» **Stored items**
------------------------------------
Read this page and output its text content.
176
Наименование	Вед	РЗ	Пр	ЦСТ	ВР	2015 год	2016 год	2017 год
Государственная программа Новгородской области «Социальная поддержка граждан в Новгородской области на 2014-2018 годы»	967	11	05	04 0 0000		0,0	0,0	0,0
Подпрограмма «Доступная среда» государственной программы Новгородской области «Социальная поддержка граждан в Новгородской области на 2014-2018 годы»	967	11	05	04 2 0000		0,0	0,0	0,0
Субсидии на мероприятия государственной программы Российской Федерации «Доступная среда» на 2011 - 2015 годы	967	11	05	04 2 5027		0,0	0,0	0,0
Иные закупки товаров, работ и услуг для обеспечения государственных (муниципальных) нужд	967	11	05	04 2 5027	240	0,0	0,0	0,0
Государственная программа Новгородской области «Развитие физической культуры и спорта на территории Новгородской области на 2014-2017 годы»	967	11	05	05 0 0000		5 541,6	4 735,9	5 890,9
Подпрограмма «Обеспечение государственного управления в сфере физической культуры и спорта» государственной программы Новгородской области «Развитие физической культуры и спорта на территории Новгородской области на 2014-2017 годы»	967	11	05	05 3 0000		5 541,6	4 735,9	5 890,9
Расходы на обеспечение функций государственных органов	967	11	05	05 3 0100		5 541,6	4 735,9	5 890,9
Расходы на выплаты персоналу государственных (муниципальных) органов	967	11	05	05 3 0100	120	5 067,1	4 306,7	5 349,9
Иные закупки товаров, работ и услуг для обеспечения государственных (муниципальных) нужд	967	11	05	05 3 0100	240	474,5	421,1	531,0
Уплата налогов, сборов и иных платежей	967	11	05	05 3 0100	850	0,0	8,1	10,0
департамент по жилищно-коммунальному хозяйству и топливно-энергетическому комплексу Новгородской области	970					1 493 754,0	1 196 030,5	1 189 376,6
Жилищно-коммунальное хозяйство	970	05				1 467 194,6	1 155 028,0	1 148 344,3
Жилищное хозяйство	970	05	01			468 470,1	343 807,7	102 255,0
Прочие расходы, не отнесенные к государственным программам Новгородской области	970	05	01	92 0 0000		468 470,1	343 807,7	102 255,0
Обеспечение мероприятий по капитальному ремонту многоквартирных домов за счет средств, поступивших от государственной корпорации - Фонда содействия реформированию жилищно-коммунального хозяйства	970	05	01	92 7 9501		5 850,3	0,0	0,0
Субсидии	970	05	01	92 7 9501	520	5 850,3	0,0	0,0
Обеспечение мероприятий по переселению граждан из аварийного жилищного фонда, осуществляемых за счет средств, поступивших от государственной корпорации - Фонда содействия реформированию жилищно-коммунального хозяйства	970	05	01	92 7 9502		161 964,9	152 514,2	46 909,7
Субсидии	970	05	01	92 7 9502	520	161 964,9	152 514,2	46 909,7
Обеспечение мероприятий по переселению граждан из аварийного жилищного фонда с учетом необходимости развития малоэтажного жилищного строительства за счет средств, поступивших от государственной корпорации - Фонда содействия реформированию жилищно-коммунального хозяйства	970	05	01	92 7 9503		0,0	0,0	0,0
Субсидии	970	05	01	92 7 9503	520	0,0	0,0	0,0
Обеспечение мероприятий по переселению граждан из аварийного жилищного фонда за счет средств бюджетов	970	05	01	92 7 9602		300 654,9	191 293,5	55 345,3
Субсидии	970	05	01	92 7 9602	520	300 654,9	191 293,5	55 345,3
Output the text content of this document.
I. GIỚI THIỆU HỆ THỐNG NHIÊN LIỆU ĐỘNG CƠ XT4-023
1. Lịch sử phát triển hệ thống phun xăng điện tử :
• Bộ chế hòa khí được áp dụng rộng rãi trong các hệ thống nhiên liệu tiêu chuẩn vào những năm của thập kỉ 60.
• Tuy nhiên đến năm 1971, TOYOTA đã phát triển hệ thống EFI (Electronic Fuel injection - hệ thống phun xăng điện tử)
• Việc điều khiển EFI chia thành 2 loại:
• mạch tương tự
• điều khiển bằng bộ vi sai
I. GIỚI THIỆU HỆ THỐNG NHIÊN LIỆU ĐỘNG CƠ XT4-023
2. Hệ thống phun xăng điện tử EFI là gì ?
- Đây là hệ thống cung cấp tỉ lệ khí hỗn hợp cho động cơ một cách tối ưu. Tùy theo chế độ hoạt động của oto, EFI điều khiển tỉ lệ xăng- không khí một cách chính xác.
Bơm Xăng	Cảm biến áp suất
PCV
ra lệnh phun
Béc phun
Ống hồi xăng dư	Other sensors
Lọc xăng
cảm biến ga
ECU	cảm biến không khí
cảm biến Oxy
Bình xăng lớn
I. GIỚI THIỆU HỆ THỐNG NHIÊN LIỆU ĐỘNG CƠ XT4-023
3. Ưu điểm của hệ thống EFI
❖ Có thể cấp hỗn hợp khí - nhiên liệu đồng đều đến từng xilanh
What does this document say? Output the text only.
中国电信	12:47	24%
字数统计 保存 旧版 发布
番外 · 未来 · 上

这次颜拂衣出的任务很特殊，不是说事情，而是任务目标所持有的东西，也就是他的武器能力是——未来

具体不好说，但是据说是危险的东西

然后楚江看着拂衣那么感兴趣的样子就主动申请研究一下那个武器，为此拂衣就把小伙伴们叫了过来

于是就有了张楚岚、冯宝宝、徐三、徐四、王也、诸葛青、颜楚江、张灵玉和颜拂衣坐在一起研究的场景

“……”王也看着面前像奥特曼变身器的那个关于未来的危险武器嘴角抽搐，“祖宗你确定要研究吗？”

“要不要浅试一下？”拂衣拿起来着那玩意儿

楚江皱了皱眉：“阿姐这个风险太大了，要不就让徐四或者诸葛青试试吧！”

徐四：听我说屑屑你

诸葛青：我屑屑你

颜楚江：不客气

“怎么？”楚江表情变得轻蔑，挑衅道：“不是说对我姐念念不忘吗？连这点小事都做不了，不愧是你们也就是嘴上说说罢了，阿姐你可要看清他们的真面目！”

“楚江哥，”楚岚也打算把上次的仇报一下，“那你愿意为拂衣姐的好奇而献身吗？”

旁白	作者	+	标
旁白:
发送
------------------------------------
Transcribe every entry exactly.

Read this page and output its text content.
176
Наименование	Вед	РЗ	Пр	ЦСТ	ВР	2015 год	2016 год	2017 год
Государственная программа Новгородской области «Социальная поддержка граждан в Новгородской области на 2014-2018 годы»	967	11	05	04 0 0000		0,0	0,0	0,0
Подпрограмма «Доступная среда» государственной программы Новгородской области «Социальная поддержка граждан в Новгородской области на 2014-2018 годы»	967	11	05	04 2 0000		0,0	0,0	0,0
Субсидии на мероприятия государственной программы Российской Федерации «Доступная среда» на 2011 - 2015 годы	967	11	05	04 2 5027		0,0	0,0	0,0
Иные закупки товаров, работ и услуг для обеспечения государственных (муниципальных) нужд	967	11	05	04 2 5027	240	0,0	0,0	0,0
Государственная программа Новгородской области «Развитие физической культуры и спорта на территории Новгородской области на 2014-2017 годы»	967	11	05	05 0 0000		5 541,6	4 735,9	5 890,9
Подпрограмма «Обеспечение государственного управления в сфере физической культуры и спорта» государственной программы Новгородской области «Развитие физической культуры и спорта на территории Новгородской области на 2014-2017 годы»	967	11	05	05 3 0000		5 541,6	4 735,9	5 890,9
Расходы на обеспечение функций государственных органов	967	11	05	05 3 0100		5 541,6	4 735,9	5 890,9
Расходы на выплаты персоналу государственных (муниципальных) органов	967	11	05	05 3 0100	120	5 067,1	4 306,7	5 349,9
Иные закупки товаров, работ и услуг для обеспечения государственных (муниципальных) нужд	967	11	05	05 3 0100	240	474,5	421,1	531,0
Уплата налогов, сборов и иных платежей	967	11	05	05 3 0100	850	0,0	8,1	10,0
департамент по жилищно-коммунальному хозяйству и топливно-энергетическому комплексу Новгородской области	970					1 493 754,0	1 196 030,5	1 189 376,6
Жилищно-коммунальное хозяйство	970	05				1 467 194,6	1 155 028,0	1 148 344,3
Жилищное хозяйство	970	05	01			468 470,1	343 807,7	102 255,0
Прочие расходы, не отнесенные к государственным программам Новгородской области	970	05	01	92 0 0000		468 470,1	343 807,7	102 255,0
Обеспечение мероприятий по капитальному ремонту многоквартирных домов за счет средств, поступивших от государственной корпорации - Фонда содействия реформированию жилищно-коммунального хозяйства	970	05	01	92 7 9501		5 850,3	0,0	0,0
Субсидии	970	05	01	92 7 9501	520	5 850,3	0,0	0,0
Обеспечение мероприятий по переселению граждан из аварийного жилищного фонда, осуществляемых за счет средств, поступивших от государственной корпорации - Фонда содействия реформированию жилищно-коммунального хозяйства	970	05	01	92 7 9502		161 964,9	152 514,2	46 909,7
Субсидии	970	05	01	92 7 9502	520	161 964,9	152 514,2	46 909,7
Обеспечение мероприятий по переселению граждан из аварийного жилищного фонда с учетом необходимости развития малоэтажного жилищного строительства за счет средств, поступивших от государственной корпорации - Фонда содействия реформированию жилищно-коммунального хозяйства	970	05	01	92 7 9503		0,0	0,0	0,0
Субсидии	970	05	01	92 7 9503	520	0,0	0,0	0,0
Обеспечение мероприятий по переселению граждан из аварийного жилищного фонда за счет средств бюджетов	970	05	01	92 7 9602		300 654,9	191 293,5	55 345,3
Субсидии	970	05	01	92 7 9602	520	300 654,9	191 293,5	55 345,3
Output the text content of this document.
I. GIỚI THIỆU HỆ THỐNG NHIÊN LIỆU ĐỘNG CƠ XT4-023
1. Lịch sử phát triển hệ thống phun xăng điện tử :
• Bộ chế hòa khí được áp dụng rộng rãi trong các hệ thống nhiên liệu tiêu chuẩn vào những năm của thập kỉ 60.
• Tuy nhiên đến năm 1971, TOYOTA đã phát triển hệ thống EFI (Electronic Fuel injection - hệ thống phun xăng điện tử)
• Việc điều khiển EFI chia thành 2 loại:
• mạch tương tự
• điều khiển bằng bộ vi sai
I. GIỚI THIỆU HỆ THỐNG NHIÊN LIỆU ĐỘNG CƠ XT4-023
2. Hệ thống phun xăng điện tử EFI là gì ?
- Đây là hệ thống cung cấp tỉ lệ khí hỗn hợp cho động cơ một cách tối ưu. Tùy theo chế độ hoạt động của oto, EFI điều khiển tỉ lệ xăng- không khí một cách chính xác.
Bơm Xăng	Cảm biến áp suất
PCV
ra lệnh phun
Béc phun
Ống hồi xăng dư	Other sensors
Lọc xăng
cảm biến ga
ECU	cảm biến không khí
cảm biến Oxy
Bình xăng lớn
I. GIỚI THIỆU HỆ THỐNG NHIÊN LIỆU ĐỘNG CƠ XT4-023
3. Ưu điểm của hệ thống EFI
❖ Có thể cấp hỗn hợp khí - nhiên liệu đồng đều đến từng xilanh
What does this document say? Output the text only.
中国电信	12:47	24%
字数统计 保存 旧版 发布
番外 · 未来 · 上

这次颜拂衣出的任务很特殊，不是说事情，而是任务目标所持有的东西，也就是他的武器能力是——未来

具体不好说，但是据说是危险的东西

然后楚江看着拂衣那么感兴趣的样子就主动申请研究一下那个武器，为此拂衣就把小伙伴们叫了过来

于是就有了张楚岚、冯宝宝、徐三、徐四、王也、诸葛青、颜楚江、张灵玉和颜拂衣坐在一起研究的场景

“……”王也看着面前像奥特曼变身器的那个关于未来的危险武器嘴角抽搐，“祖宗你确定要研究吗？”

“要不要浅试一下？”拂衣拿起来着那玩意儿

楚江皱了皱眉：“阿姐这个风险太大了，要不就让徐四或者诸葛青试试吧！”

徐四：听我说屑屑你

诸葛青：我屑屑你

颜楚江：不客气

“怎么？”楚江表情变得轻蔑，挑衅道：“不是说对我姐念念不忘吗？连这点小事都做不了，不愧是你们也就是嘴上说说罢了，阿姐你可要看清他们的真面目！”

“楚江哥，”楚岚也打算把上次的仇报一下，“那你愿意为拂衣姐的好奇而献身吗？”

旁白	作者	+	标
旁白:
发送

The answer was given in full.